## GIVEN INSTRUCTION
Give the material again in full, matching it exactly.
----- WORKING DATA -----
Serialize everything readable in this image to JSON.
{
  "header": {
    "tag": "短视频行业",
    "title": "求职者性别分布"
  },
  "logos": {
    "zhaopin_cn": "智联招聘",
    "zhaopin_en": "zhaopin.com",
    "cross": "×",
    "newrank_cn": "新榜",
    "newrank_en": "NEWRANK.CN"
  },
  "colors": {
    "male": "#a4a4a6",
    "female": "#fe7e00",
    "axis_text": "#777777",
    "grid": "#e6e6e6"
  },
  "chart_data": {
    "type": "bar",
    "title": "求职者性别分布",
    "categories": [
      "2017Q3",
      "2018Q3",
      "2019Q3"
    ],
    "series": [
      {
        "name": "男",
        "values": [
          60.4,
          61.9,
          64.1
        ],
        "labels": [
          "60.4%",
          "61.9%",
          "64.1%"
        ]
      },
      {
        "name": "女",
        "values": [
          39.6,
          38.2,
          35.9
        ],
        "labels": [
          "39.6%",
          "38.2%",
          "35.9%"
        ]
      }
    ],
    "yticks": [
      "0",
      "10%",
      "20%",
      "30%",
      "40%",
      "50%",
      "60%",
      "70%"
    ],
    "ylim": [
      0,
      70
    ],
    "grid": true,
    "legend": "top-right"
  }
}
-----
## ANSWER TO THIS TASK
Serialize everything readable in this image to JSON.
{
  "header": {
    "tag": "短视频行业",
    "title": "求职者性别分布"
  },
  "logos": {
    "zhaopin_cn": "智联招聘",
    "zhaopin_en": "zhaopin.com",
    "cross": "×",
    "newrank_cn": "新榜",
    "newrank_en": "NEWRANK.CN"
  },
  "colors": {
    "male": "#a4a4a6",
    "female": "#fe7e00",
    "axis_text": "#777777",
    "grid": "#e6e6e6"
  },
  "chart_data": {
    "type": "bar",
    "title": "求职者性别分布",
    "categories": [
      "2017Q3",
      "2018Q3",
      "2019Q3"
    ],
    "series": [
      {
        "name": "男",
        "values": [
          60.4,
          61.9,
          64.1
        ],
        "labels": [
          "60.4%",
          "61.9%",
          "64.1%"
        ]
      },
      {
        "name": "女",
        "values": [
          39.6,
          38.2,
          35.9
        ],
        "labels": [
          "39.6%",
          "38.2%",
          "35.9%"
        ]
      }
    ],
    "yticks": [
      "0",
      "10%",
      "20%",
      "30%",
      "40%",
      "50%",
      "60%",
      "70%"
    ],
    "ylim": [
      0,
      70
    ],
    "grid": true,
    "legend": "top-right"
  }
}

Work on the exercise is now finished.